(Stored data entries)

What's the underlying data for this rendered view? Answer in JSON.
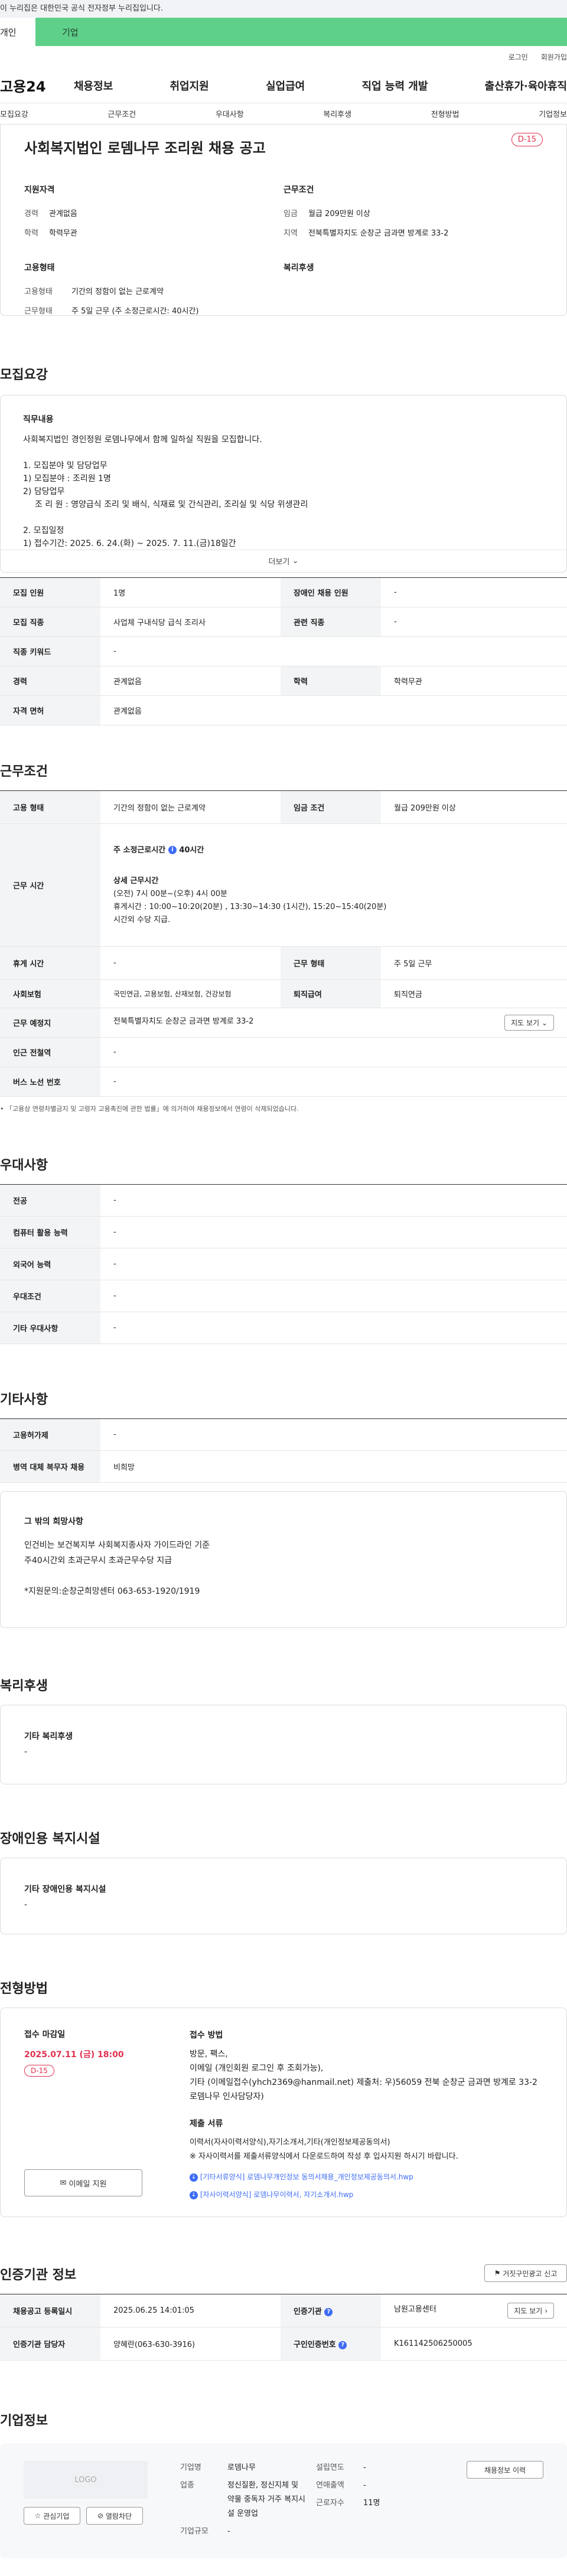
{
  "gov_banner": "이 누리집은 대한민국 공식 전자정부 누리집입니다.",
  "top_tabs": {
    "personal": "개인",
    "company": "기업"
  },
  "util": {
    "login": "로그인",
    "join": "회원가입"
  },
  "logo": "고용24",
  "gnb": [
    "채용정보",
    "취업지원",
    "실업급여",
    "직업 능력 개발",
    "출산휴가·육아휴직"
  ],
  "subtabs": [
    "모집요강",
    "근무조건",
    "우대사항",
    "복리후생",
    "전형방법",
    "기업정보"
  ],
  "job": {
    "title": "사회복지법인 로뎀나무 조리원 채용 공고",
    "dday": "D-15",
    "qual_h": "지원자격",
    "qual": [
      {
        "k": "경력",
        "v": "관계없음"
      },
      {
        "k": "학력",
        "v": "학력무관"
      }
    ],
    "cond_h": "근무조건",
    "cond": [
      {
        "k": "임금",
        "v": "월급 209만원 이상"
      },
      {
        "k": "지역",
        "v": "전북특별자치도 순창군 금과면 방계로 33-2"
      }
    ],
    "emp_h": "고용형태",
    "emp": [
      {
        "k": "고용형태",
        "v": "기간의 정함이 없는 근로계약"
      },
      {
        "k": "근무형태",
        "v": "주 5일 근무 (주 소정근로시간: 40시간)"
      }
    ],
    "welfare_h": "복리후생"
  },
  "recruit": {
    "title": "모집요강",
    "desc_h": "직무내용",
    "desc_lines": [
      "사회복지법인 경인정원 로뎀나무에서 함께 일하실 직원을 모집합니다.",
      "",
      "1. 모집분야 및 담당업무",
      " 1) 모집분야 : 조리원 1명",
      " 2) 담당업무",
      "    조 리 원 : 영양급식 조리 및 배식, 식재료 및 간식관리, 조리실 및 식당 위생관리",
      "",
      "2. 모집일정",
      " 1) 접수기간: 2025. 6. 24.(화) ~ 2025. 7. 11.(금)18일간"
    ],
    "more": "더보기",
    "rows": [
      {
        "k": "모집 인원",
        "v": "1명",
        "k2": "장애인 채용 인원",
        "v2": "-"
      },
      {
        "k": "모집 직종",
        "v": "사업체 구내식당 급식 조리사",
        "k2": "관련 직종",
        "v2": "-"
      },
      {
        "k": "직종 키워드",
        "v": "-"
      },
      {
        "k": "경력",
        "v": "관계없음",
        "k2": "학력",
        "v2": "학력무관"
      },
      {
        "k": "자격 면허",
        "v": "관계없음"
      }
    ]
  },
  "work": {
    "title": "근무조건",
    "type_k": "고용 형태",
    "type_v": "기간의 정함이 없는 근로계약",
    "wage_k": "임금 조건",
    "wage_v": "월급 209만원 이상",
    "time_k": "근무 시간",
    "time_main": "주 소정근로시간",
    "time_hours": "40시간",
    "time_detail_h": "상세 근무시간",
    "time_detail": [
      "(오전) 7시 00분~(오후) 4시 00분",
      "휴게시간 : 10:00~10:20(20분) , 13:30~14:30 (1시간), 15:20~15:40(20분)",
      "시간외 수당 지급."
    ],
    "rest_k": "휴게 시간",
    "rest_v": "-",
    "form_k": "근무 형태",
    "form_v": "주 5일 근무",
    "ins_k": "사회보험",
    "ins_v": "국민연금, 고용보험, 산재보험, 건강보험",
    "ret_k": "퇴직급여",
    "ret_v": "퇴직연금",
    "place_k": "근무 예정지",
    "place_v": "전북특별자치도 순창군 금과면 방계로 33-2",
    "map": "지도 보기",
    "sub_k": "인근 전철역",
    "sub_v": "-",
    "bus_k": "버스 노선 번호",
    "bus_v": "-",
    "note": "「고용상 연령차별금지 및 고령자 고용촉진에 관한 법률」에 의거하여 채용정보에서 연령이 삭제되었습니다."
  },
  "pref": {
    "title": "우대사항",
    "rows": [
      {
        "k": "전공",
        "v": "-"
      },
      {
        "k": "컴퓨터 활용 능력",
        "v": "-"
      },
      {
        "k": "외국어 능력",
        "v": "-"
      },
      {
        "k": "우대조건",
        "v": "-"
      },
      {
        "k": "기타 우대사항",
        "v": "-"
      }
    ]
  },
  "etc": {
    "title": "기타사항",
    "rows": [
      {
        "k": "고용허가제",
        "v": "-"
      },
      {
        "k": "병역 대체 복무자 채용",
        "v": "비희망"
      }
    ],
    "box_h": "그 밖의 희망사항",
    "box_lines": [
      "인건비는 보건복지부 사회복지종사자 가이드라인 기준",
      "주40시간외 초과근무시 초과근무수당 지급",
      "",
      "*지원문의:순창군희망센터 063-653-1920/1919"
    ]
  },
  "welfare": {
    "title": "복리후생",
    "h": "기타 복리후생",
    "v": "-"
  },
  "disabled": {
    "title": "장애인용 복지시설",
    "h": "기타 장애인용 복지시설",
    "v": "-"
  },
  "apply": {
    "title": "전형방법",
    "deadline_h": "접수 마감일",
    "deadline": "2025.07.11 (금) 18:00",
    "dday": "D-15",
    "email_btn": "이메일 지원",
    "method_h": "접수 방법",
    "method_lines": [
      "방문, 팩스,",
      "이메일 (개인회원 로그인 후 조회가능),",
      "기타 (이메일접수(yhch2369@hanmail.net) 제출처: 우)56059 전북 순창군 금과면 방계로 33-2 로뎀나무 인사담당자)"
    ],
    "docs_h": "제출 서류",
    "docs_lines": [
      "이력서(자사이력서양식),자기소개서,기타(개인정보제공동의서)",
      "※ 자사이력서를 제출서류양식에서 다운로드하여 작성 후 입사지원 하시기 바랍니다."
    ],
    "files": [
      "[기타서류양식] 로뎀나무개인정보 동의서채용_개인정보제공동의서.hwp",
      "[자사이력서양식] 로뎀나무이력서, 자기소개서.hwp"
    ]
  },
  "agency": {
    "title": "인증기관 정보",
    "report": "거짓구인광고 신고",
    "reg_k": "채용공고 등록일시",
    "reg_v": "2025.06.25 14:01:05",
    "org_k": "인증기관",
    "org_v": "남원고용센터",
    "staff_k": "인증기관 담당자",
    "staff_v": "양혜란(063-630-3916)",
    "num_k": "구인인증번호",
    "num_v": "K161142506250005",
    "map": "지도 보기"
  },
  "company": {
    "title": "기업정보",
    "logo": "LOGO",
    "fav": "관심기업",
    "block": "열람차단",
    "history": "채용정보 이력",
    "rows": [
      {
        "k": "기업명",
        "v": "로뎀나무",
        "k2": "설립연도",
        "v2": "-"
      },
      {
        "k": "업종",
        "v": "정신질환, 정신지체 및 약물 중독자 거주 복지시설 운영업",
        "k2": "연매출액",
        "v2": "-"
      },
      {
        "k": "",
        "v": "",
        "k2": "근로자수",
        "v2": "11명"
      },
      {
        "k": "기업규모",
        "v": "-",
        "k2": "",
        "v2": ""
      }
    ]
  }
}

Requirements: Report only how many lines in the entries contain "자사이력서양식".

Answer below: 2